§ **Exercise**: Output all the data exactly. Pictures do not belong in the copy.

(Collection entries)

--*--

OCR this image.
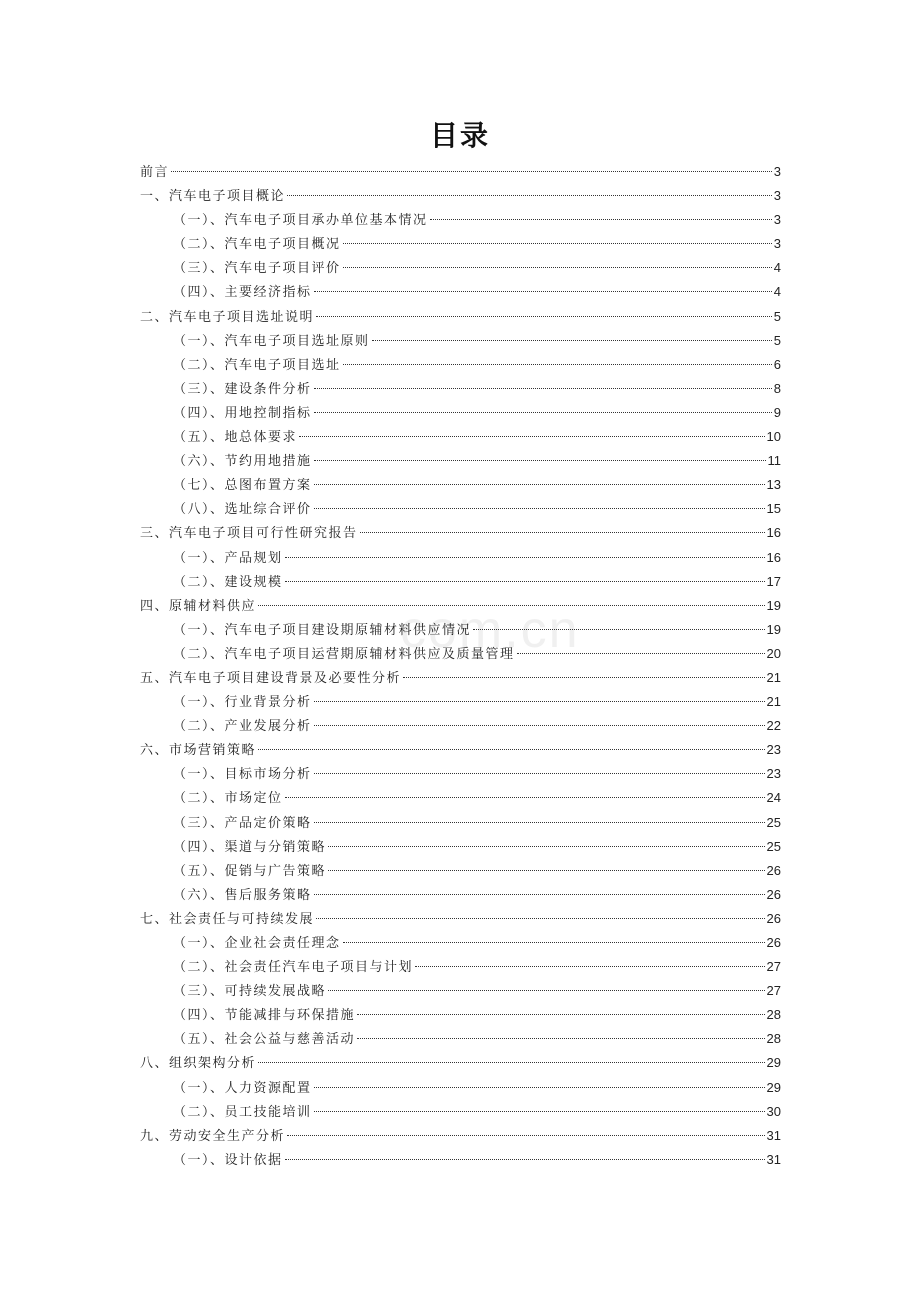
目录
com.cn
前言	3
一、汽车电子项目概论	3
（一）、汽车电子项目承办单位基本情况	3
（二）、汽车电子项目概况	3
（三）、汽车电子项目评价	4
（四）、主要经济指标	4
二、汽车电子项目选址说明	5
（一）、汽车电子项目选址原则	5
（二）、汽车电子项目选址	6
（三）、建设条件分析	8
（四）、用地控制指标	9
（五）、地总体要求	10
（六）、节约用地措施	11
（七）、总图布置方案	13
（八）、选址综合评价	15
三、汽车电子项目可行性研究报告	16
（一）、产品规划	16
（二）、建设规模	17
四、原辅材料供应	19
（一）、汽车电子项目建设期原辅材料供应情况	19
（二）、汽车电子项目运营期原辅材料供应及质量管理	20
五、汽车电子项目建设背景及必要性分析	21
（一）、行业背景分析	21
（二）、产业发展分析	22
六、市场营销策略	23
（一）、目标市场分析	23
（二）、市场定位	24
（三）、产品定价策略	25
（四）、渠道与分销策略	25
（五）、促销与广告策略	26
（六）、售后服务策略	26
七、社会责任与可持续发展	26
（一）、企业社会责任理念	26
（二）、社会责任汽车电子项目与计划	27
（三）、可持续发展战略	27
（四）、节能减排与环保措施	28
（五）、社会公益与慈善活动	28
八、组织架构分析	29
（一）、人力资源配置	29
（二）、员工技能培训	30
九、劳动安全生产分析	31
（一）、设计依据	31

--*--

§ **Answer for this exercise**:
OCR this image.
目录
com.cn
前言	3
一、汽车电子项目概论	3
（一）、汽车电子项目承办单位基本情况	3
（二）、汽车电子项目概况	3
（三）、汽车电子项目评价	4
（四）、主要经济指标	4
二、汽车电子项目选址说明	5
（一）、汽车电子项目选址原则	5
（二）、汽车电子项目选址	6
（三）、建设条件分析	8
（四）、用地控制指标	9
（五）、地总体要求	10
（六）、节约用地措施	11
（七）、总图布置方案	13
（八）、选址综合评价	15
三、汽车电子项目可行性研究报告	16
（一）、产品规划	16
（二）、建设规模	17
四、原辅材料供应	19
（一）、汽车电子项目建设期原辅材料供应情况	19
（二）、汽车电子项目运营期原辅材料供应及质量管理	20
五、汽车电子项目建设背景及必要性分析	21
（一）、行业背景分析	21
（二）、产业发展分析	22
六、市场营销策略	23
（一）、目标市场分析	23
（二）、市场定位	24
（三）、产品定价策略	25
（四）、渠道与分销策略	25
（五）、促销与广告策略	26
（六）、售后服务策略	26
七、社会责任与可持续发展	26
（一）、企业社会责任理念	26
（二）、社会责任汽车电子项目与计划	27
（三）、可持续发展战略	27
（四）、节能减排与环保措施	28
（五）、社会公益与慈善活动	28
八、组织架构分析	29
（一）、人力资源配置	29
（二）、员工技能培训	30
九、劳动安全生产分析	31
（一）、设计依据	31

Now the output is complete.